-- BEGIN MATERIAL PROVIDED --

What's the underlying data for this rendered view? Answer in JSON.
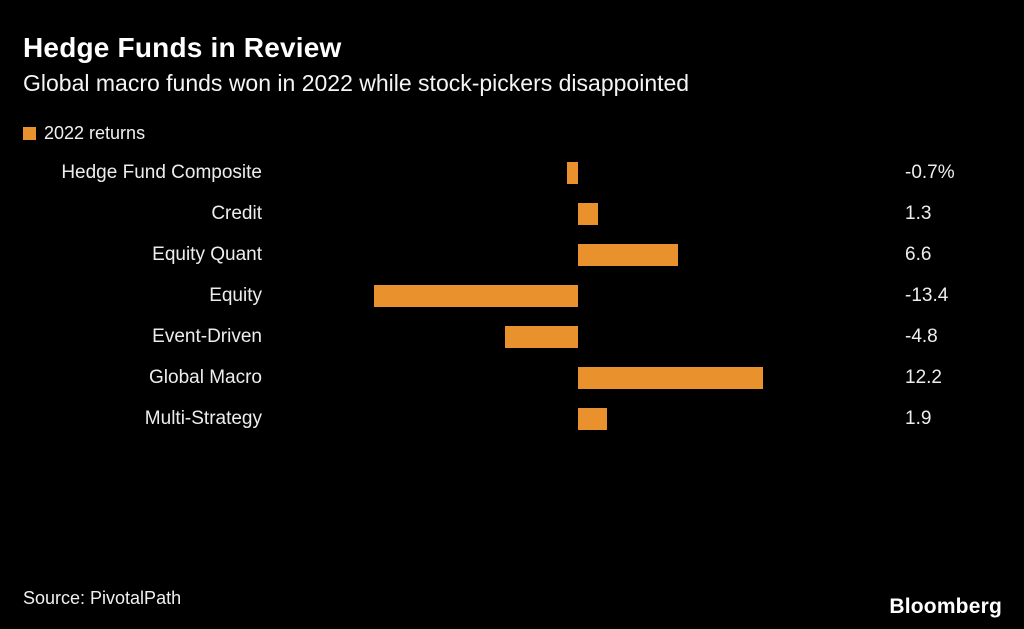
{
  "title": "Hedge Funds in Review",
  "subtitle": "Global macro funds won in 2022 while stock-pickers disappointed",
  "legend": {
    "label": "2022 returns"
  },
  "source": "Source: PivotalPath",
  "logo": "Bloomberg",
  "colors": {
    "background": "#000000",
    "bar": "#E8912D",
    "title_text": "#FFFFFF",
    "label_text": "#EDEDED"
  },
  "chart_data": {
    "type": "bar",
    "orientation": "horizontal",
    "title": "Hedge Funds in Review",
    "subtitle": "Global macro funds won in 2022 while stock-pickers disappointed",
    "series_name": "2022 returns",
    "unit": "%",
    "categories": [
      "Hedge Fund Composite",
      "Credit",
      "Equity Quant",
      "Equity",
      "Event-Driven",
      "Global Macro",
      "Multi-Strategy"
    ],
    "values": [
      -0.7,
      1.3,
      6.6,
      -13.4,
      -4.8,
      12.2,
      1.9
    ],
    "value_labels": [
      "-0.7%",
      "1.3",
      "6.6",
      "-13.4",
      "-4.8",
      "12.2",
      "1.9"
    ],
    "xlim": [
      -18,
      20
    ],
    "grid": false,
    "legend_position": "top-left",
    "value_labels_position": "right-column"
  }
}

-- END MATERIAL PROVIDED --

PROBLEM STATEMENT: Repeat the full listing above exactly, with no pictures in the copy.

ANSWER TO THIS EXERCISE:
What's the underlying data for this rendered view? Answer in JSON.
{
  "title": "Hedge Funds in Review",
  "subtitle": "Global macro funds won in 2022 while stock-pickers disappointed",
  "legend": {
    "label": "2022 returns"
  },
  "source": "Source: PivotalPath",
  "logo": "Bloomberg",
  "colors": {
    "background": "#000000",
    "bar": "#E8912D",
    "title_text": "#FFFFFF",
    "label_text": "#EDEDED"
  },
  "chart_data": {
    "type": "bar",
    "orientation": "horizontal",
    "title": "Hedge Funds in Review",
    "subtitle": "Global macro funds won in 2022 while stock-pickers disappointed",
    "series_name": "2022 returns",
    "unit": "%",
    "categories": [
      "Hedge Fund Composite",
      "Credit",
      "Equity Quant",
      "Equity",
      "Event-Driven",
      "Global Macro",
      "Multi-Strategy"
    ],
    "values": [
      -0.7,
      1.3,
      6.6,
      -13.4,
      -4.8,
      12.2,
      1.9
    ],
    "value_labels": [
      "-0.7%",
      "1.3",
      "6.6",
      "-13.4",
      "-4.8",
      "12.2",
      "1.9"
    ],
    "xlim": [
      -18,
      20
    ],
    "grid": false,
    "legend_position": "top-left",
    "value_labels_position": "right-column"
  }
}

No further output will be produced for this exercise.